** Exercise text follows **

Rafool v. Wilson (In Re Wilson)

290 B.R. 333, 2002 Bankr. LEXIS 1693, 2002 WL 32002531
CourtUnited States Bankruptcy Court, C.D. Illinois
DecidedFebruary 27, 2002
Docket19-70100
StatusPublished
Cited by14 cases

This text of 290 B.R. 333 (Rafool v. Wilson (In Re Wilson)) is published on Counsel Stack Legal Research, covering United States Bankruptcy Court, C.D. Illinois primary law. Counsel Stack provides free access to over 12 million legal documents including statutes, case law, regulations, and constitutions.

Bluebook
Rafool v. Wilson (In Re Wilson), 290 B.R. 333, 2002 Bankr. LEXIS 1693, 2002 WL 32002531 (Ill. 2002).

Opinion

OPINION

THOMAS L. PERKINS, Bankruptcy Judge.

This matter came before the Court for trial on the Complaint filed by the Chapter 7 Trustee, Gary T. Rafool, (“TRUSTEE”) against the Debtor, Todd A. Wilson (“DEBTOR”), to deny his discharge. The TRUSTEE brings his complaint based upon three alternative theories under Sections 727(a)(2)(A), (a)(4)(A) and (a)(4)(D). Because the Court finds that the DEBTOR’S discharge should be denied under Section 727(a)(4)(A) based upon his failure to disclose a prepetition transfer of his interest in his house on the statement of financial affairs and at the first meeting of creditors, it is not necessary to address the TRUSTEE’S two alternative theories.

The DEBTOR is thirty-nine years old and has a tenth grade education. He is self-employed, engaged in the business of distributing snack items to various businesses, including the Fellheimer law firm in Pontiac, Illinois. The DEBTOR suffers from no disability, can read and write, but exhibited a below average ability to understand the questions asked at trial.

** End of Exercise text **

Assignment: According to the opinion, what level of education does the debtor have? Please answer in one sentence. Use only the opinion above as your source.

** Given information follows **

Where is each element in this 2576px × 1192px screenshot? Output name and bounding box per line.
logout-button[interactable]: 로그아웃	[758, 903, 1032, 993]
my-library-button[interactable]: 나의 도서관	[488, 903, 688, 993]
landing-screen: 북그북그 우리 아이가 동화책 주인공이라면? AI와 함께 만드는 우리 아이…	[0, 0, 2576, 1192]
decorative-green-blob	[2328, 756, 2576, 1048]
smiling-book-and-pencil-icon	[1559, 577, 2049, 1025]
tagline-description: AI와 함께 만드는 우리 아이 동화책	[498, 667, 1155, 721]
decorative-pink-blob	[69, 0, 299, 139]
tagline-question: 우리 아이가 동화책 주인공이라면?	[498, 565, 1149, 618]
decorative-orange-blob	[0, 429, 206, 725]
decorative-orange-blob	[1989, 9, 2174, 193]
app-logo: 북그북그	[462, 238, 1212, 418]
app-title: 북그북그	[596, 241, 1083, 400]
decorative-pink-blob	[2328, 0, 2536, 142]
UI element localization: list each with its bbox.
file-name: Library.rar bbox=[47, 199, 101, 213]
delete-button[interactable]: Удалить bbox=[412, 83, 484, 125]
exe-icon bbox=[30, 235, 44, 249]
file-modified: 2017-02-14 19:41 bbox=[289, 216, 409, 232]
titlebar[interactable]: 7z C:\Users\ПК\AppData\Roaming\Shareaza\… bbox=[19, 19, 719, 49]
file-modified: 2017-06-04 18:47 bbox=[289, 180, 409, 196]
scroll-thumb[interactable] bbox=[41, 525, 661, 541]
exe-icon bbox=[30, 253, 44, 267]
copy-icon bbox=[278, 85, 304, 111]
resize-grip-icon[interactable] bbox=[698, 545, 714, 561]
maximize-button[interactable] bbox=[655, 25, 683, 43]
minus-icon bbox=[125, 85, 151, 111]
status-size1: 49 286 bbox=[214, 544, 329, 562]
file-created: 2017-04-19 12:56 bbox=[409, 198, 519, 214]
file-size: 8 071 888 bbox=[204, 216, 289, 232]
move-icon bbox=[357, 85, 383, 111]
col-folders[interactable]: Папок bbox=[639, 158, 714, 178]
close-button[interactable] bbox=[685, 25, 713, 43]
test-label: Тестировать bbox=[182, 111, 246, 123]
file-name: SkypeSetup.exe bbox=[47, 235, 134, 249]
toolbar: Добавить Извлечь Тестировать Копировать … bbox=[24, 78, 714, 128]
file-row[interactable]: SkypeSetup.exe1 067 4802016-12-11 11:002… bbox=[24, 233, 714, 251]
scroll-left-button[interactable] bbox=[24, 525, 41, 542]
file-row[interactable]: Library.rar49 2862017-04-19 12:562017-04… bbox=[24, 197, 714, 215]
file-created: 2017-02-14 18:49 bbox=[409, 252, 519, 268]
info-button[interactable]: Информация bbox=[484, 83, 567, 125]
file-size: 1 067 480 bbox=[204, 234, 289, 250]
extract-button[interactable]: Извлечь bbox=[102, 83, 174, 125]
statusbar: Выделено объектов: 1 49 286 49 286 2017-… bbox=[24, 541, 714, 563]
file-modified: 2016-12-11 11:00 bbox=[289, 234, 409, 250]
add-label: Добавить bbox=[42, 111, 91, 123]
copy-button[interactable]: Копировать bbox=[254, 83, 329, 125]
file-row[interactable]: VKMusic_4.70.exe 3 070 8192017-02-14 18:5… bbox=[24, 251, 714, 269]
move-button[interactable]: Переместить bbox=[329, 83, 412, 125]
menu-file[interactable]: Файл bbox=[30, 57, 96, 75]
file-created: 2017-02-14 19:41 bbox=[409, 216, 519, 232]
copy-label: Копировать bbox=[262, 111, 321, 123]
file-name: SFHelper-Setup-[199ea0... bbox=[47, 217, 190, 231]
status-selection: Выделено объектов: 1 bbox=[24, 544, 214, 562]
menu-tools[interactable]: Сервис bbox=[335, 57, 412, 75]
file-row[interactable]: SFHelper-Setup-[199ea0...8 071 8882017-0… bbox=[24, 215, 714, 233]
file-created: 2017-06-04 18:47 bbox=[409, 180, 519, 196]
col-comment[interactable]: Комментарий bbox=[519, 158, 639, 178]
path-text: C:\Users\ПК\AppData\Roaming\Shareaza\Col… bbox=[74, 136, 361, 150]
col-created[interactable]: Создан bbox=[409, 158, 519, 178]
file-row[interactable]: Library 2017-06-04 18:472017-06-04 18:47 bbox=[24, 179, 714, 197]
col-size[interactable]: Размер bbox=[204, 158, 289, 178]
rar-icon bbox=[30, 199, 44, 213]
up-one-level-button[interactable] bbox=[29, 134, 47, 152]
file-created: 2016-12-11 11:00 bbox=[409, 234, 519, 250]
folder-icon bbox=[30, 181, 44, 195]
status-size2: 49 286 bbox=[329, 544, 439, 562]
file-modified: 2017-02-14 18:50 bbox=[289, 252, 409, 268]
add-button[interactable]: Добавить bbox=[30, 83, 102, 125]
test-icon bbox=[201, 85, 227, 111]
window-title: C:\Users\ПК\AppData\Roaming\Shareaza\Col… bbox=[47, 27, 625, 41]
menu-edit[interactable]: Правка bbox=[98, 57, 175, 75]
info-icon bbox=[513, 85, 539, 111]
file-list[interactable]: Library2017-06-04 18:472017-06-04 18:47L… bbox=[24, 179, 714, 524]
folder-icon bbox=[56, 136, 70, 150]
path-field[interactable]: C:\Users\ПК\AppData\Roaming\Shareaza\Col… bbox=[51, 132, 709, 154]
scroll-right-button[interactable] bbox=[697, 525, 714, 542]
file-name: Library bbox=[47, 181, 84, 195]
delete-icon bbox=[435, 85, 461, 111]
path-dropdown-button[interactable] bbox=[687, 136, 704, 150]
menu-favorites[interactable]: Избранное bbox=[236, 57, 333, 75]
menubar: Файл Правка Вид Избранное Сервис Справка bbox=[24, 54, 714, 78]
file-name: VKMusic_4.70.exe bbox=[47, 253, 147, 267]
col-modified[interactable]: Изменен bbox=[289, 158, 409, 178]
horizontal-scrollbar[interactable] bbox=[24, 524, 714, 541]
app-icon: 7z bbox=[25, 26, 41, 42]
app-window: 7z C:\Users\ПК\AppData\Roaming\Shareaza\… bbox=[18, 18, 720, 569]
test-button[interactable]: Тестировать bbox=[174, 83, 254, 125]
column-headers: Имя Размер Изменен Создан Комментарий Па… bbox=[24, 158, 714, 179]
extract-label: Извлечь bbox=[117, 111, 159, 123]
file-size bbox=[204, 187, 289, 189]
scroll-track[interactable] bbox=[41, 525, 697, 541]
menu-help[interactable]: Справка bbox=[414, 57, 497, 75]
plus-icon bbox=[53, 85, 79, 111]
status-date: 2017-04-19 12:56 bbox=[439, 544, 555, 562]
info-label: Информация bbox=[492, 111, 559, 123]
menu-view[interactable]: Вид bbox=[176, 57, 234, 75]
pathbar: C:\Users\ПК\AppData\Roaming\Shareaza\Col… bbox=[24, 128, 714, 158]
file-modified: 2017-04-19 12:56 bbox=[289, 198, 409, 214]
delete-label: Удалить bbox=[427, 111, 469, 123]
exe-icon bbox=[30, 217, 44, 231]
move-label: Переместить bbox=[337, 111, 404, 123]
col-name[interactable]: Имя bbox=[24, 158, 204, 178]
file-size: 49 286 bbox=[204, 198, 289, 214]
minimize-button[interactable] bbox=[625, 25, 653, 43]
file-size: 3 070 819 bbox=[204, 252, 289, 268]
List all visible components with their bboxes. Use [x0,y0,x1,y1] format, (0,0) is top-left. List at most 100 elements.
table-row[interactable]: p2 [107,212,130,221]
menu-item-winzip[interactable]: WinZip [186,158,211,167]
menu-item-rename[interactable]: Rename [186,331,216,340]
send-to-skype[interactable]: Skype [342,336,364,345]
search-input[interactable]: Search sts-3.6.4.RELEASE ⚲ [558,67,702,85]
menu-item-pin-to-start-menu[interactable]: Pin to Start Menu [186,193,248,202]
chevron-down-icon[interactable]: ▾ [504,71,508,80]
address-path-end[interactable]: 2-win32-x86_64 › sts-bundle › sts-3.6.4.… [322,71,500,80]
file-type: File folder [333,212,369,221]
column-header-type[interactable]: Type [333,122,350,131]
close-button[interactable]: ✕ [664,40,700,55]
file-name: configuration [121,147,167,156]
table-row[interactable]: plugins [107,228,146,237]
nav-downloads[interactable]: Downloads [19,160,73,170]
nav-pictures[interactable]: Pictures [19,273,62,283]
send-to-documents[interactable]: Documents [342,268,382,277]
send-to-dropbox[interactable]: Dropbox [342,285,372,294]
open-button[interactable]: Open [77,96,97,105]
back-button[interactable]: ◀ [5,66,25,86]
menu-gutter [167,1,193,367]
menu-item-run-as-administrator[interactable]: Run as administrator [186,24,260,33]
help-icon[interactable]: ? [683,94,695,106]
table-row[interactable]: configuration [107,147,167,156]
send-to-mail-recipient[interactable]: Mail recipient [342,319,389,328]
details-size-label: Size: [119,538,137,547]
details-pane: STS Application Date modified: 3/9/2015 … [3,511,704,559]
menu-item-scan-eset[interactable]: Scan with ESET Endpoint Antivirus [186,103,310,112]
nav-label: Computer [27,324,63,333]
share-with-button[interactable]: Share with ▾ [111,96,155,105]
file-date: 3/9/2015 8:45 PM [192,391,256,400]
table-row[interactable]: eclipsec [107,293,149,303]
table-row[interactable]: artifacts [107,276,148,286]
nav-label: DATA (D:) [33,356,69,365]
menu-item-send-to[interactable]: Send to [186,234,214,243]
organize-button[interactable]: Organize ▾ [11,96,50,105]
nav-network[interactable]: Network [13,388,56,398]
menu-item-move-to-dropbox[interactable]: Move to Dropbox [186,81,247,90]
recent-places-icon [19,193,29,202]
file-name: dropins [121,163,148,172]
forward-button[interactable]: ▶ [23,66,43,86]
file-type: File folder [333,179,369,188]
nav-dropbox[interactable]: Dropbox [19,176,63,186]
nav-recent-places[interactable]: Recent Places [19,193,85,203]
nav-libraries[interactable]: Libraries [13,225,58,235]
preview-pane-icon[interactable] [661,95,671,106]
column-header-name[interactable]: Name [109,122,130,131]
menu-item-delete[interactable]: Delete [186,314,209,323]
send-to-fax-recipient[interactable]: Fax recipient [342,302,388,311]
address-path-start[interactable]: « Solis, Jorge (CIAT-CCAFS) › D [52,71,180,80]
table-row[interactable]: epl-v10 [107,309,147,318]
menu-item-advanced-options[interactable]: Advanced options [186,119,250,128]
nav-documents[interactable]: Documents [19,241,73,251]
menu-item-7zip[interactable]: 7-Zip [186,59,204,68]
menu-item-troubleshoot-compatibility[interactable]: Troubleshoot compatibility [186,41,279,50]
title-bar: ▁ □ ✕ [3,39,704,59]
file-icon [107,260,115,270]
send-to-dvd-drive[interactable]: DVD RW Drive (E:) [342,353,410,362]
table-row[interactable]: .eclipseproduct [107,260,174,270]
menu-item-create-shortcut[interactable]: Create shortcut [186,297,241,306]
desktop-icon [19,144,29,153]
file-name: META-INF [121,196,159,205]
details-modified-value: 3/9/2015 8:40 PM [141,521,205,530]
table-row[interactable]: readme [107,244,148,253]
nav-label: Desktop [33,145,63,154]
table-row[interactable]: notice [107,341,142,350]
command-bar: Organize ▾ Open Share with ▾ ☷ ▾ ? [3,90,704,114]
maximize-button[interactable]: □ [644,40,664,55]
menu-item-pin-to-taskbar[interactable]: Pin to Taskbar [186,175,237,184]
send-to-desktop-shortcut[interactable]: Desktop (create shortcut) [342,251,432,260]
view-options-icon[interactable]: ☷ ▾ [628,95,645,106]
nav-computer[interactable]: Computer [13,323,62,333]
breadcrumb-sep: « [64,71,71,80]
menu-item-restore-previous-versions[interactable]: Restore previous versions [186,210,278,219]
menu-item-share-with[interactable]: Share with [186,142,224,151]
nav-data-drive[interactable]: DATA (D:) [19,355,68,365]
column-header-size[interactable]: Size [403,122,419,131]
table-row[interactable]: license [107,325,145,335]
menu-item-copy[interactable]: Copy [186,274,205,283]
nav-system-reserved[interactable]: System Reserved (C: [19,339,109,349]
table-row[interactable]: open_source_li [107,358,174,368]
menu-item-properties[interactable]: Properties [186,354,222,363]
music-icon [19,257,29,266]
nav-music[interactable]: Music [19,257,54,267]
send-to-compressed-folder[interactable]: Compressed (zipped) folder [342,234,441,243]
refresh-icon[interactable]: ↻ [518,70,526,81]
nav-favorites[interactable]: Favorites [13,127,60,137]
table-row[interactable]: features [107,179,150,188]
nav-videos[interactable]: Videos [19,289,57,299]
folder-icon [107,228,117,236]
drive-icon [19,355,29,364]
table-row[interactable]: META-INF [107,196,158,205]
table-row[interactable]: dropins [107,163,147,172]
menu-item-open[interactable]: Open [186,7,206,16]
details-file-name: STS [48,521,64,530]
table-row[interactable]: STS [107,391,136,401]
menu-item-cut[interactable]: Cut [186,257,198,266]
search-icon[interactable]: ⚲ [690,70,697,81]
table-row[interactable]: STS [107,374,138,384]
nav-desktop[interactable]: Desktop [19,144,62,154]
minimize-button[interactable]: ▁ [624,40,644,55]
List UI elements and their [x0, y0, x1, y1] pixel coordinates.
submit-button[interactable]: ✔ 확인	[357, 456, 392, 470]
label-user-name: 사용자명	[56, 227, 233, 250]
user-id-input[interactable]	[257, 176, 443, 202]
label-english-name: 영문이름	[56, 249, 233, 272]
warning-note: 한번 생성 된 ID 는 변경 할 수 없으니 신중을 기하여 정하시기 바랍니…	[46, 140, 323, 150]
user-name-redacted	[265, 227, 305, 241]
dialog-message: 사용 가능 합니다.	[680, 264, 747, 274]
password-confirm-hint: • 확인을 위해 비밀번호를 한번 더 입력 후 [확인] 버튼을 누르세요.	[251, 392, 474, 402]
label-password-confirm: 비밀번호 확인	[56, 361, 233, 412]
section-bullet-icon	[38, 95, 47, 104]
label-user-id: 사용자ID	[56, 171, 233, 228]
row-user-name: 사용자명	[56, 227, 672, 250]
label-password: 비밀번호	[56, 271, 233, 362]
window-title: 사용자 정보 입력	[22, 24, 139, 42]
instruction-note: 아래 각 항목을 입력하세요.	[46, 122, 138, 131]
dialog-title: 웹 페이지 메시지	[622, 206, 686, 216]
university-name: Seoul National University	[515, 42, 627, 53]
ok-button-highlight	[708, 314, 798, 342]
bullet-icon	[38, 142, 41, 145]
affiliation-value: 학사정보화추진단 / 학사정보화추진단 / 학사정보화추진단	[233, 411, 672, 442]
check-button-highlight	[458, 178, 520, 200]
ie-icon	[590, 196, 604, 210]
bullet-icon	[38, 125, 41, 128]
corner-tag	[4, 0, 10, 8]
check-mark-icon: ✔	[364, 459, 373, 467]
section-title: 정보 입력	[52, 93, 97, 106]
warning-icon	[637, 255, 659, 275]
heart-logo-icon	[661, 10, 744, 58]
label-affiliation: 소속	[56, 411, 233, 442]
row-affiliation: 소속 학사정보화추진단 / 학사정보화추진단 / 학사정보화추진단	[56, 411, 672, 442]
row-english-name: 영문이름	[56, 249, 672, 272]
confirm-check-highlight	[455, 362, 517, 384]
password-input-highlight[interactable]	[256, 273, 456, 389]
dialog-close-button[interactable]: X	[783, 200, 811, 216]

** End of Given information **

Answer box: The debtor has a tenth grade education.